A run of records:
▽

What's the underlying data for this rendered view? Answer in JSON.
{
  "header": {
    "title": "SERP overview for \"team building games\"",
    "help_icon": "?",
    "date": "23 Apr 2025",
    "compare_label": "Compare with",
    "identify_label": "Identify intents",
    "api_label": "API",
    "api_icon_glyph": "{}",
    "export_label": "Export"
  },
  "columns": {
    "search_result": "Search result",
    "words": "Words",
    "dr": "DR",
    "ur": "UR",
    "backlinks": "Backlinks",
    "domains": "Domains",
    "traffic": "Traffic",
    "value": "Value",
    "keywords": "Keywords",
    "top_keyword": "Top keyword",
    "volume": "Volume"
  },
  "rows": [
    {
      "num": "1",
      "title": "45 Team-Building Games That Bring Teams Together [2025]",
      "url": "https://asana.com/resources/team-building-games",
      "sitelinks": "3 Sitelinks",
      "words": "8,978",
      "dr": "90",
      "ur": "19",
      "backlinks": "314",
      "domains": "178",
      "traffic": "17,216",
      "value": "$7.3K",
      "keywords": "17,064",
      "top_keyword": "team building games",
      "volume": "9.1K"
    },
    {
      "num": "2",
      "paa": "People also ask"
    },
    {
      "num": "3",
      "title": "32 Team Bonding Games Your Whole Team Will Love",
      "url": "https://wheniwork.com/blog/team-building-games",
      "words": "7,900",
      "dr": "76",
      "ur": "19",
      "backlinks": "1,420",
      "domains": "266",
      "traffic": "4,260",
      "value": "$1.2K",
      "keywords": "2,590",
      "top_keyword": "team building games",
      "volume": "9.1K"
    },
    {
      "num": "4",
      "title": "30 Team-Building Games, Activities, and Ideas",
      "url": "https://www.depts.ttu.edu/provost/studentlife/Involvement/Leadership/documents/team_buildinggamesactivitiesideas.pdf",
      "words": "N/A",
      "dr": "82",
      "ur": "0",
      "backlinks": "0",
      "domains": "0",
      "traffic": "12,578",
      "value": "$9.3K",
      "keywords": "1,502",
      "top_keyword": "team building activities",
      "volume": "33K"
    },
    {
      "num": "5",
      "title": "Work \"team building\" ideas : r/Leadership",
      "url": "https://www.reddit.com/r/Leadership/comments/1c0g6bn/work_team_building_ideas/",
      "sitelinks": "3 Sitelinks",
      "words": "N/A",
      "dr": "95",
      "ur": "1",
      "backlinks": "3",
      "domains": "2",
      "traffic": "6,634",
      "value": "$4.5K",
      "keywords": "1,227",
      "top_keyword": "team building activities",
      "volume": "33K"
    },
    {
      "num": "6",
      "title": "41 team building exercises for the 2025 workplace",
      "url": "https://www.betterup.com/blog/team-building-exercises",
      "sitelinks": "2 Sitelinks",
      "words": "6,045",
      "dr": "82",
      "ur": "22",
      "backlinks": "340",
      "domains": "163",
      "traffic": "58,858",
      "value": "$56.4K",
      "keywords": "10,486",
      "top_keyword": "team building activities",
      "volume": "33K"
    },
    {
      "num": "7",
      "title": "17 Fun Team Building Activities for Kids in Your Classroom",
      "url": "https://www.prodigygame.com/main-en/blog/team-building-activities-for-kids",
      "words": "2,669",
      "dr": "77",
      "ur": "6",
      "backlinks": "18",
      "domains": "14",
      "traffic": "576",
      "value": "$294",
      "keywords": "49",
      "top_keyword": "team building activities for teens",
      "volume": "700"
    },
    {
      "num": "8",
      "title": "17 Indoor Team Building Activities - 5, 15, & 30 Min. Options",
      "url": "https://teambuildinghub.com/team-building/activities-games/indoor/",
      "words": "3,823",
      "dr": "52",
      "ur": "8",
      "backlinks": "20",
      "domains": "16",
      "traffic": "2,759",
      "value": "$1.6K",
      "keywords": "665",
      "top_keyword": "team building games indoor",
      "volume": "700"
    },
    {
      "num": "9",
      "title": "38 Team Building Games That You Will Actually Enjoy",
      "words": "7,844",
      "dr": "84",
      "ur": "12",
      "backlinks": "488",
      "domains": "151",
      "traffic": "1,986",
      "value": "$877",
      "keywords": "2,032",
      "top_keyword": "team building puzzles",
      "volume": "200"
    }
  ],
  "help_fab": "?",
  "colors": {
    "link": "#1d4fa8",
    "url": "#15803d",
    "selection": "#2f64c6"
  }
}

△

The request »
State the count of lines above containing the string "Your", and add nothing to it.

The response »
2